• **Instructions for the task**
Every entry below must be repeated exactly; skip the pictures.

• **Data entries**
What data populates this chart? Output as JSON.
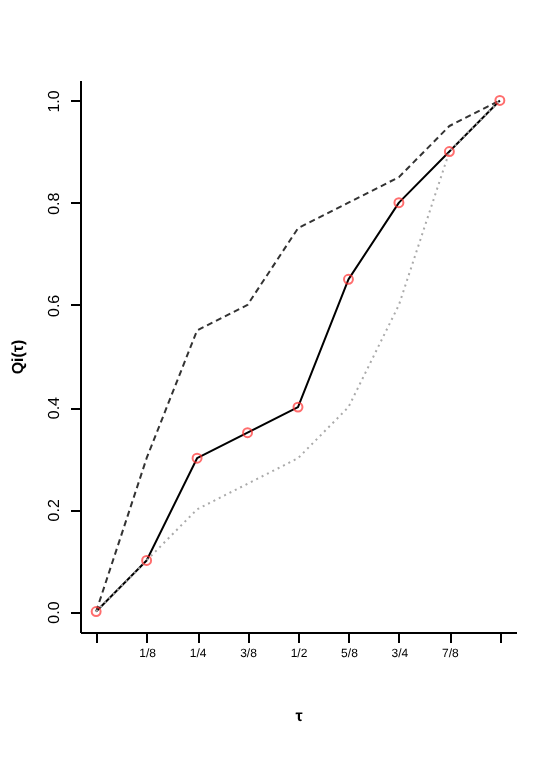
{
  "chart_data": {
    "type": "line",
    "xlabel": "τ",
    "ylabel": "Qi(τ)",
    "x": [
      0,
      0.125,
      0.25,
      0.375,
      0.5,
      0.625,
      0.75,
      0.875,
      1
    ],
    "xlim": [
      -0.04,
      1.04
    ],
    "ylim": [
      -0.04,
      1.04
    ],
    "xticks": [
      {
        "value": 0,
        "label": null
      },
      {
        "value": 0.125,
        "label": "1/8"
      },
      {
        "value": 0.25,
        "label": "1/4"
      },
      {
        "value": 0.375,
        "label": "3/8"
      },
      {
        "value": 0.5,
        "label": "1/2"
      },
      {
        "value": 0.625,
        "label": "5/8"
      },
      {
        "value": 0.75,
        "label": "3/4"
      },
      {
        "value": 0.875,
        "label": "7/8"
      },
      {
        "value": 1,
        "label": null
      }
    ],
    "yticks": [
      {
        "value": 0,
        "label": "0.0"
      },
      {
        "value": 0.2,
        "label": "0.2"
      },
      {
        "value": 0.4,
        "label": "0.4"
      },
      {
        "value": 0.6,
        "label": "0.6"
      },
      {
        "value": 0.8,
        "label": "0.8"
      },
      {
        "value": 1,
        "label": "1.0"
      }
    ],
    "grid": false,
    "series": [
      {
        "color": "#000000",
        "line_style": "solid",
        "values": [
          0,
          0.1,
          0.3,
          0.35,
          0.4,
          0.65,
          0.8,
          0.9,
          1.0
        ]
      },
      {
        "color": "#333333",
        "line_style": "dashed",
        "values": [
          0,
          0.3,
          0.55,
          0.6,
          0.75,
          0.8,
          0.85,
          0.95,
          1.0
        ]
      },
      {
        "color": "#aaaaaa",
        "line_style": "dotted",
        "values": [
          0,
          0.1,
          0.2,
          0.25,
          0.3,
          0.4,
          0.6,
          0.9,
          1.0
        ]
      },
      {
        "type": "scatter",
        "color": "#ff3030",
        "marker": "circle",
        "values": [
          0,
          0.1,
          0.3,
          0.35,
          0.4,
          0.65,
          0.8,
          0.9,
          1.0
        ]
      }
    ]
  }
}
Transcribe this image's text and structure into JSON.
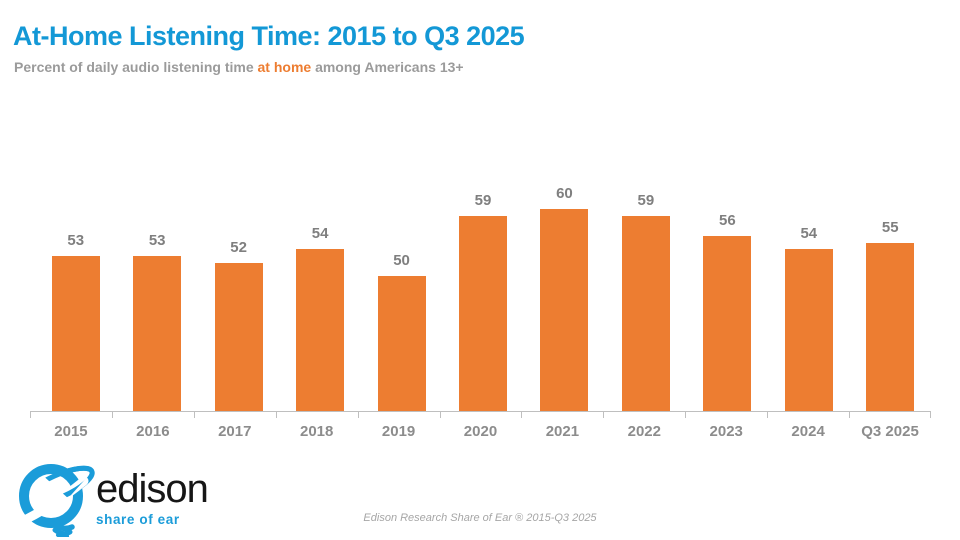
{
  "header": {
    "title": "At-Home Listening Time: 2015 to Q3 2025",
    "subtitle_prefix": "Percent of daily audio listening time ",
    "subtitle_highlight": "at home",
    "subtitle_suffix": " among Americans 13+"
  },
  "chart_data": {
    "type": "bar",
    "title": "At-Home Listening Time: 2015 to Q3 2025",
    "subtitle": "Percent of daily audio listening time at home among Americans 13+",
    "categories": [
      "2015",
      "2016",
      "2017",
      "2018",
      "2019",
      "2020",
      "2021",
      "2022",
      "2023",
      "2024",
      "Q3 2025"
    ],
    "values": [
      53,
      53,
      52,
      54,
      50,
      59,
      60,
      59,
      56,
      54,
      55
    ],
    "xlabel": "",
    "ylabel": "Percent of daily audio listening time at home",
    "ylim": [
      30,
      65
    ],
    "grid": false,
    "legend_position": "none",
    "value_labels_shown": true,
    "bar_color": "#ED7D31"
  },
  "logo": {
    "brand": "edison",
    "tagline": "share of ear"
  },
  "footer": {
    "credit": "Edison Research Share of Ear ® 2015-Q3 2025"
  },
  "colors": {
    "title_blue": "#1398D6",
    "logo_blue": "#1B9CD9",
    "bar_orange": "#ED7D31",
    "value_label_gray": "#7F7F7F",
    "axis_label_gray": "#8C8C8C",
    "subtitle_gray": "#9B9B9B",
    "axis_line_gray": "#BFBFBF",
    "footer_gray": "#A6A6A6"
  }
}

• **Task answer**
What data populates this chart? Output as JSON.
{
  "chart_data": {
    "type": "line",
    "xlabel": "τ",
    "ylabel": "Qi(τ)",
    "x": [
      0,
      0.125,
      0.25,
      0.375,
      0.5,
      0.625,
      0.75,
      0.875,
      1
    ],
    "xlim": [
      -0.04,
      1.04
    ],
    "ylim": [
      -0.04,
      1.04
    ],
    "xticks": [
      {
        "value": 0,
        "label": null
      },
      {
        "value": 0.125,
        "label": "1/8"
      },
      {
        "value": 0.25,
        "label": "1/4"
      },
      {
        "value": 0.375,
        "label": "3/8"
      },
      {
        "value": 0.5,
        "label": "1/2"
      },
      {
        "value": 0.625,
        "label": "5/8"
      },
      {
        "value": 0.75,
        "label": "3/4"
      },
      {
        "value": 0.875,
        "label": "7/8"
      },
      {
        "value": 1,
        "label": null
      }
    ],
    "yticks": [
      {
        "value": 0,
        "label": "0.0"
      },
      {
        "value": 0.2,
        "label": "0.2"
      },
      {
        "value": 0.4,
        "label": "0.4"
      },
      {
        "value": 0.6,
        "label": "0.6"
      },
      {
        "value": 0.8,
        "label": "0.8"
      },
      {
        "value": 1,
        "label": "1.0"
      }
    ],
    "grid": false,
    "series": [
      {
        "color": "#000000",
        "line_style": "solid",
        "values": [
          0,
          0.1,
          0.3,
          0.35,
          0.4,
          0.65,
          0.8,
          0.9,
          1.0
        ]
      },
      {
        "color": "#333333",
        "line_style": "dashed",
        "values": [
          0,
          0.3,
          0.55,
          0.6,
          0.75,
          0.8,
          0.85,
          0.95,
          1.0
        ]
      },
      {
        "color": "#aaaaaa",
        "line_style": "dotted",
        "values": [
          0,
          0.1,
          0.2,
          0.25,
          0.3,
          0.4,
          0.6,
          0.9,
          1.0
        ]
      },
      {
        "type": "scatter",
        "color": "#ff3030",
        "marker": "circle",
        "values": [
          0,
          0.1,
          0.3,
          0.35,
          0.4,
          0.65,
          0.8,
          0.9,
          1.0
        ]
      }
    ]
  }
}
Transcribe this image's text and structure into JSON.
{
  "header": {
    "title": "At-Home Listening Time: 2015 to Q3 2025",
    "subtitle_prefix": "Percent of daily audio listening time ",
    "subtitle_highlight": "at home",
    "subtitle_suffix": " among Americans 13+"
  },
  "chart_data": {
    "type": "bar",
    "title": "At-Home Listening Time: 2015 to Q3 2025",
    "subtitle": "Percent of daily audio listening time at home among Americans 13+",
    "categories": [
      "2015",
      "2016",
      "2017",
      "2018",
      "2019",
      "2020",
      "2021",
      "2022",
      "2023",
      "2024",
      "Q3 2025"
    ],
    "values": [
      53,
      53,
      52,
      54,
      50,
      59,
      60,
      59,
      56,
      54,
      55
    ],
    "xlabel": "",
    "ylabel": "Percent of daily audio listening time at home",
    "ylim": [
      30,
      65
    ],
    "grid": false,
    "legend_position": "none",
    "value_labels_shown": true,
    "bar_color": "#ED7D31"
  },
  "logo": {
    "brand": "edison",
    "tagline": "share of ear"
  },
  "footer": {
    "credit": "Edison Research Share of Ear ® 2015-Q3 2025"
  },
  "colors": {
    "title_blue": "#1398D6",
    "logo_blue": "#1B9CD9",
    "bar_orange": "#ED7D31",
    "value_label_gray": "#7F7F7F",
    "axis_label_gray": "#8C8C8C",
    "subtitle_gray": "#9B9B9B",
    "axis_line_gray": "#BFBFBF",
    "footer_gray": "#A6A6A6"
  }
}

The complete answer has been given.